* **Stated exercise**:
Extract every line that contains the string "status".

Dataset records
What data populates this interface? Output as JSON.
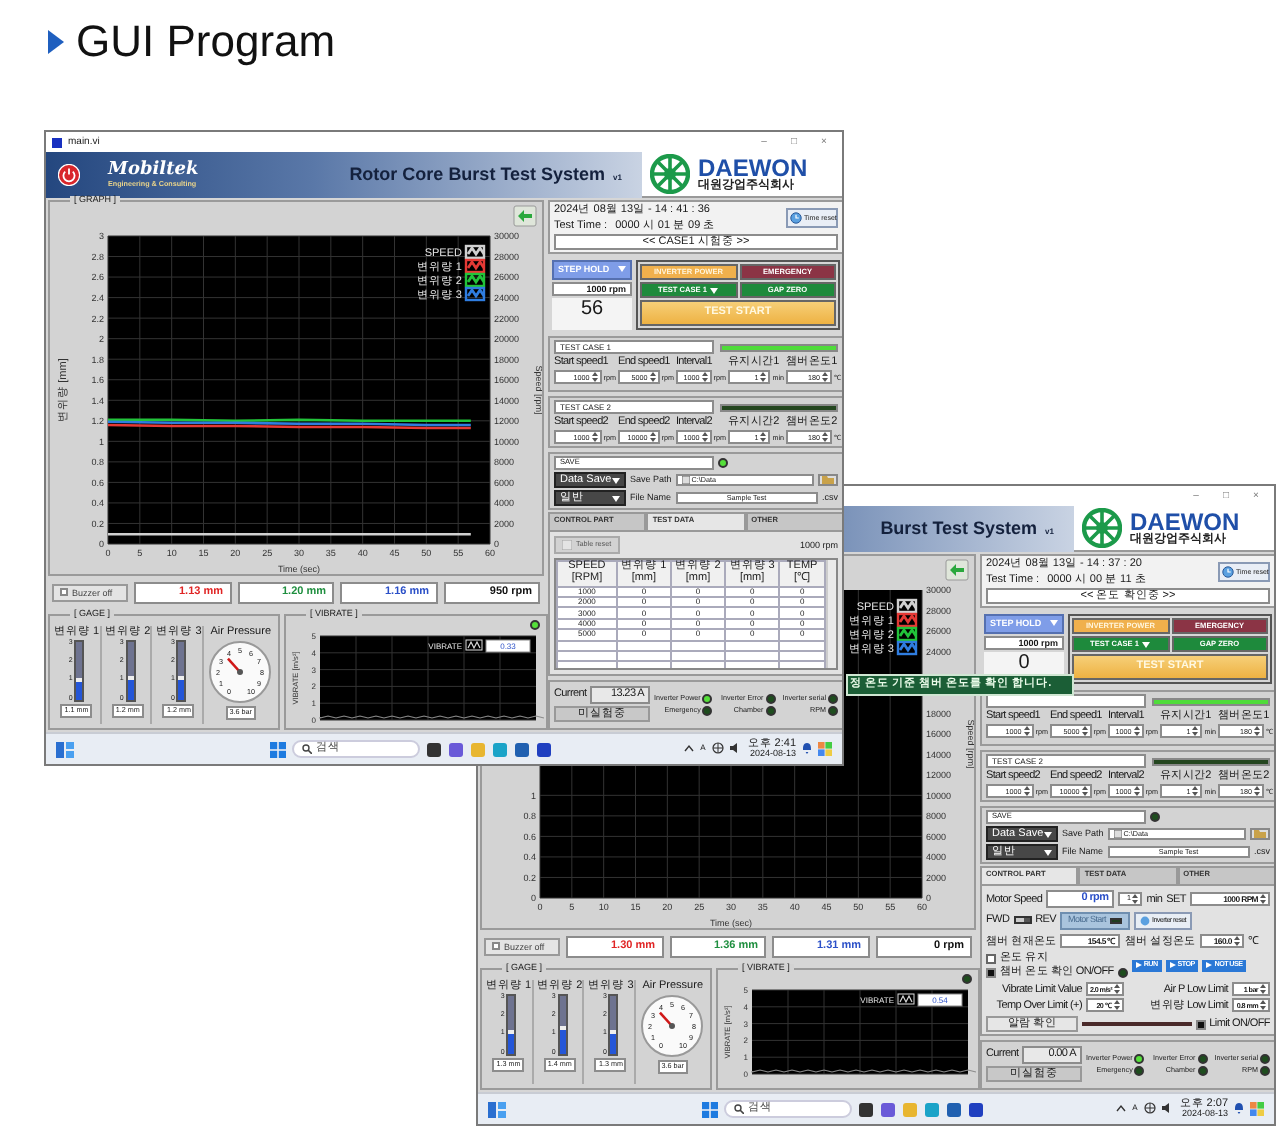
{
  "slide_title": "GUI Program",
  "front_window": {
    "title": "main.vi",
    "window_controls": [
      "–",
      "□",
      "×"
    ],
    "brand": "Mobiltek",
    "brand_tagline": "Engineering & Consulting",
    "app_title": "Rotor Core Burst Test System",
    "version": "v1",
    "company": "DAEWON",
    "company_korean": "대원강업주식회사",
    "graph": {
      "label": "[ GRAPH ]",
      "chart_data": {
        "type": "line",
        "xlabel": "Time (sec)",
        "ylabel": "변위량 [mm]",
        "y2label": "Speed [rpm]",
        "x": [
          0,
          10,
          20,
          30,
          40,
          50,
          57
        ],
        "series": [
          {
            "name": "SPEED",
            "color": "#d0d0d0",
            "axis": "y2",
            "values": [
              950,
              950,
              950,
              950,
              950,
              950,
              950
            ]
          },
          {
            "name": "변위량 1",
            "color": "#e53935",
            "values": [
              1.16,
              1.15,
              1.15,
              1.14,
              1.14,
              1.13,
              1.13
            ]
          },
          {
            "name": "변위량 2",
            "color": "#22c33a",
            "values": [
              1.21,
              1.21,
              1.2,
              1.21,
              1.2,
              1.2,
              1.2
            ]
          },
          {
            "name": "변위량 3",
            "color": "#2f7de0",
            "values": [
              1.19,
              1.18,
              1.18,
              1.17,
              1.17,
              1.16,
              1.16
            ]
          }
        ],
        "grid": true,
        "legend": "upper right",
        "xlim": [
          0,
          60
        ],
        "ylim": [
          0,
          3
        ],
        "y2lim": [
          0,
          30000
        ],
        "xticks": [
          0,
          5,
          10,
          15,
          20,
          25,
          30,
          35,
          40,
          45,
          50,
          55,
          60
        ],
        "yticks": [
          0,
          0.2,
          0.4,
          0.6,
          0.8,
          1,
          1.2,
          1.4,
          1.6,
          1.8,
          2,
          2.2,
          2.4,
          2.6,
          2.8,
          3
        ],
        "y2ticks": [
          0,
          2000,
          4000,
          6000,
          8000,
          10000,
          12000,
          14000,
          16000,
          18000,
          20000,
          22000,
          24000,
          26000,
          28000,
          30000
        ]
      }
    },
    "buzzer": {
      "label": "Buzzer off",
      "checked": false
    },
    "readouts": [
      {
        "value": "1.13 mm",
        "color": "#e02424"
      },
      {
        "value": "1.20 mm",
        "color": "#1f8f3f"
      },
      {
        "value": "1.16 mm",
        "color": "#2b50c8"
      },
      {
        "value": "950 rpm",
        "color": "#111111"
      }
    ],
    "gage": {
      "label": "[ GAGE ]",
      "bars": [
        {
          "name": "변위량 1",
          "scale": [
            "3",
            "2",
            "1",
            "0"
          ],
          "level": 0.37,
          "reading": "1.1 mm"
        },
        {
          "name": "변위량 2",
          "scale": [
            "3",
            "2",
            "1",
            "0"
          ],
          "level": 0.4,
          "reading": "1.2 mm"
        },
        {
          "name": "변위량 3",
          "scale": [
            "3",
            "2",
            "1",
            "0"
          ],
          "level": 0.4,
          "reading": "1.2 mm"
        }
      ],
      "pressure": {
        "name": "Air Pressure",
        "dial": [
          "0",
          "1",
          "2",
          "3",
          "4",
          "5",
          "6",
          "7",
          "8",
          "9",
          "10"
        ],
        "reading": "3.6 bar"
      }
    },
    "vibrate": {
      "label": "[ VIBRATE ]",
      "led_on": true,
      "ylabel": "VIBRATE [m/s²]",
      "yticks": [
        "5",
        "4",
        "3",
        "2",
        "1",
        "0"
      ],
      "legend": "VIBRATE",
      "value": "0.33"
    },
    "clock": {
      "datetime": "2024년 08월 13일 - 14 : 41 : 36",
      "test_time_label": "Test Time :",
      "test_time": "0000 시 01 분 09 초",
      "reset": "Time reset",
      "status": "<< CASE1 시험중 >>"
    },
    "control": {
      "mode": "STEP HOLD",
      "speed": "1000 rpm",
      "count": "56",
      "buttons": [
        {
          "kind": "power",
          "label": "INVERTER POWER"
        },
        {
          "kind": "emergency",
          "label": "EMERGENCY"
        },
        {
          "kind": "select",
          "label": "TEST CASE 1"
        },
        {
          "kind": "gap",
          "label": "GAP ZERO"
        },
        {
          "kind": "start",
          "label": "TEST START"
        }
      ]
    },
    "cases": [
      {
        "name": "TEST CASE 1",
        "active": true,
        "fields": [
          {
            "label": "Start speed1",
            "value": "1000",
            "unit": "rpm"
          },
          {
            "label": "End speed1",
            "value": "5000",
            "unit": "rpm"
          },
          {
            "label": "Interval1",
            "value": "1000",
            "unit": "rpm"
          },
          {
            "label": "유지시간1",
            "value": "1",
            "unit": "min"
          },
          {
            "label": "챔버온도1",
            "value": "180",
            "unit": "℃"
          }
        ]
      },
      {
        "name": "TEST CASE 2",
        "active": false,
        "fields": [
          {
            "label": "Start speed2",
            "value": "1000",
            "unit": "rpm"
          },
          {
            "label": "End speed2",
            "value": "10000",
            "unit": "rpm"
          },
          {
            "label": "Interval2",
            "value": "1000",
            "unit": "rpm"
          },
          {
            "label": "유지시간2",
            "value": "1",
            "unit": "min"
          },
          {
            "label": "챔버온도2",
            "value": "180",
            "unit": "℃"
          }
        ]
      }
    ],
    "save": {
      "label": "SAVE",
      "led_on": true,
      "mode": "Data Save",
      "path_label": "Save Path",
      "path": "C:\\Data",
      "type": "일반",
      "file_label": "File Name",
      "file_name": "Sample Test",
      "extension": ".csv"
    },
    "tabs": [
      {
        "label": "CONTROL PART",
        "selected": false
      },
      {
        "label": "TEST DATA",
        "selected": true
      },
      {
        "label": "OTHER",
        "selected": false
      }
    ],
    "test_data": {
      "reset": "Table reset",
      "speed": "1000 rpm",
      "columns": [
        "SPEED [RPM]",
        "변위량 1 [mm]",
        "변위량 2 [mm]",
        "변위량 3 [mm]",
        "TEMP [℃]"
      ],
      "rows": [
        [
          "1000",
          "0",
          "0",
          "0",
          "0"
        ],
        [
          "2000",
          "0",
          "0",
          "0",
          "0"
        ],
        [
          "3000",
          "0",
          "0",
          "0",
          "0"
        ],
        [
          "4000",
          "0",
          "0",
          "0",
          "0"
        ],
        [
          "5000",
          "0",
          "0",
          "0",
          "0"
        ]
      ]
    },
    "status": {
      "current_label": "Current",
      "current": "13.23 A",
      "state": "미실험중",
      "lamps": [
        {
          "label": "Inverter Power",
          "on": true
        },
        {
          "label": "Inverter Error",
          "on": false
        },
        {
          "label": "Inverter serial",
          "on": false
        },
        {
          "label": "Emergency",
          "on": false
        },
        {
          "label": "Chamber",
          "on": false
        },
        {
          "label": "RPM",
          "on": false
        }
      ]
    },
    "taskbar": {
      "search": "검색",
      "input_mode": "A",
      "time": "오후 2:41",
      "date": "2024-08-13"
    }
  },
  "back_window": {
    "window_controls": [
      "–",
      "□",
      "×"
    ],
    "app_title": "Burst Test System",
    "version": "v1",
    "company": "DAEWON",
    "company_korean": "대원강업주식회사",
    "graph": {
      "legend": [
        {
          "name": "SPEED",
          "color": "#d0d0d0"
        },
        {
          "name": "변위량 1",
          "color": "#e53935"
        },
        {
          "name": "변위량 2",
          "color": "#22c33a"
        },
        {
          "name": "변위량 3",
          "color": "#2f7de0"
        }
      ],
      "y2label": "Speed [rpm]",
      "xlabel": "Time (sec)",
      "grid": true,
      "xticks": [
        "0",
        "5",
        "10",
        "15",
        "20",
        "25",
        "30",
        "35",
        "40",
        "45",
        "50",
        "55",
        "60"
      ],
      "yticks": [
        "1",
        "0.8",
        "0.6",
        "0.4",
        "0.2",
        "0"
      ],
      "y2ticks": [
        "30000",
        "28000",
        "26000",
        "24000",
        "18000",
        "16000",
        "14000",
        "12000",
        "10000",
        "8000",
        "6000",
        "4000",
        "2000",
        "0"
      ]
    },
    "notice": "정 온도 기준  챔버 온도를 확인 합니다.",
    "buzzer": {
      "label": "Buzzer off",
      "checked": false
    },
    "readouts": [
      {
        "value": "1.30 mm",
        "color": "#e02424"
      },
      {
        "value": "1.36 mm",
        "color": "#1f8f3f"
      },
      {
        "value": "1.31 mm",
        "color": "#2b50c8"
      },
      {
        "value": "0 rpm",
        "color": "#111111"
      }
    ],
    "gage": {
      "label": "[ GAGE ]",
      "bars": [
        {
          "name": "변위량 1",
          "scale": [
            "3",
            "2",
            "1",
            "0"
          ],
          "level": 0.43,
          "reading": "1.3 mm"
        },
        {
          "name": "변위량 2",
          "scale": [
            "3",
            "2",
            "1",
            "0"
          ],
          "level": 0.47,
          "reading": "1.4 mm"
        },
        {
          "name": "변위량 3",
          "scale": [
            "3",
            "2",
            "1",
            "0"
          ],
          "level": 0.43,
          "reading": "1.3 mm"
        }
      ],
      "pressure": {
        "name": "Air Pressure",
        "dial": [
          "0",
          "1",
          "2",
          "3",
          "4",
          "5",
          "6",
          "7",
          "8",
          "9",
          "10"
        ],
        "reading": "3.6 bar"
      }
    },
    "vibrate": {
      "label": "[ VIBRATE ]",
      "led_on": false,
      "ylabel": "VIBRATE [m/s²]",
      "yticks": [
        "5",
        "4",
        "3",
        "2",
        "1",
        "0"
      ],
      "legend": "VIBRATE",
      "value": "0.54"
    },
    "clock": {
      "datetime": "2024년 08월 13일 - 14 : 37 : 20",
      "test_time_label": "Test Time :",
      "test_time": "0000 시 00 분 11 초",
      "reset": "Time reset",
      "status": "<< 온도 확인중 >>"
    },
    "control": {
      "mode": "STEP HOLD",
      "speed": "1000 rpm",
      "count": "0",
      "buttons": [
        {
          "kind": "power",
          "label": "INVERTER POWER"
        },
        {
          "kind": "emergency",
          "label": "EMERGENCY"
        },
        {
          "kind": "select",
          "label": "TEST CASE 1"
        },
        {
          "kind": "gap",
          "label": "GAP ZERO"
        },
        {
          "kind": "start",
          "label": "TEST START"
        }
      ]
    },
    "cases": [
      {
        "active": true,
        "fields": [
          {
            "label": "Start speed1",
            "value": "1000",
            "unit": "rpm"
          },
          {
            "label": "End speed1",
            "value": "5000",
            "unit": "rpm"
          },
          {
            "label": "Interval1",
            "value": "1000",
            "unit": "rpm"
          },
          {
            "label": "유지시간1",
            "value": "1",
            "unit": "min"
          },
          {
            "label": "챔버온도1",
            "value": "180",
            "unit": "℃"
          }
        ]
      },
      {
        "name": "TEST CASE 2",
        "active": false,
        "fields": [
          {
            "label": "Start speed2",
            "value": "1000",
            "unit": "rpm"
          },
          {
            "label": "End speed2",
            "value": "10000",
            "unit": "rpm"
          },
          {
            "label": "Interval2",
            "value": "1000",
            "unit": "rpm"
          },
          {
            "label": "유지시간2",
            "value": "1",
            "unit": "min"
          },
          {
            "label": "챔버온도2",
            "value": "180",
            "unit": "℃"
          }
        ]
      }
    ],
    "save": {
      "label": "SAVE",
      "led_on": false,
      "mode": "Data Save",
      "path_label": "Save Path",
      "path": "C:\\Data",
      "type": "일반",
      "file_label": "File Name",
      "file_name": "Sample Test",
      "extension": ".csv"
    },
    "tabs": [
      {
        "label": "CONTROL PART",
        "selected": true
      },
      {
        "label": "TEST DATA",
        "selected": false
      },
      {
        "label": "OTHER",
        "selected": false
      }
    ],
    "control_part": {
      "motor_speed_label": "Motor Speed",
      "motor_speed": "0 rpm",
      "duration": "1",
      "duration_unit": "min",
      "set_label": "SET",
      "set_speed": "1000 RPM",
      "fwd": "FWD",
      "reverse": false,
      "rev": "REV",
      "motor_start": "Motor Start",
      "motor_running": false,
      "inverter_reset": "Inverter reset",
      "chamber_temp_label": "챔버 현재온도",
      "chamber_temp": "154.5 ℃",
      "chamber_set_label": "챔버 설정온도",
      "chamber_set": "160.0",
      "chamber_set_unit": "℃",
      "hold_label": "온도 유지",
      "hold_checked": false,
      "check_label": "챔버 온도 확인 ON/OFF",
      "check_on": true,
      "check_led_on": false,
      "actions": [
        "RUN",
        "STOP",
        "NOT USE"
      ],
      "limits": [
        {
          "label": "Vibrate Limit Value",
          "value": "2.0 m/s²"
        },
        {
          "label": "Air P Low Limit",
          "value": "1 bar"
        },
        {
          "label": "Temp Over Limit (+)",
          "value": "20 ℃"
        },
        {
          "label": "변위량 Low Limit",
          "value": "0.8 mm"
        }
      ],
      "alarm": "알람 확인",
      "limit_label": "Limit ON/OFF",
      "limit_on": true
    },
    "status": {
      "current_label": "Current",
      "current": "0.00 A",
      "state": "미실험중",
      "lamps": [
        {
          "label": "Inverter Power",
          "on": true
        },
        {
          "label": "Inverter Error",
          "on": false
        },
        {
          "label": "Inverter serial",
          "on": false
        },
        {
          "label": "Emergency",
          "on": false
        },
        {
          "label": "Chamber",
          "on": false
        },
        {
          "label": "RPM",
          "on": false
        }
      ]
    },
    "taskbar": {
      "search": "검색",
      "input_mode": "A",
      "time": "오후 2:07",
      "date": "2024-08-13"
    }
  }
}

* **Result**:
      "status": "<< CASE1 시험중 >>"
    "status": {
      "status": "<< 온도 확인중 >>"
    "status": {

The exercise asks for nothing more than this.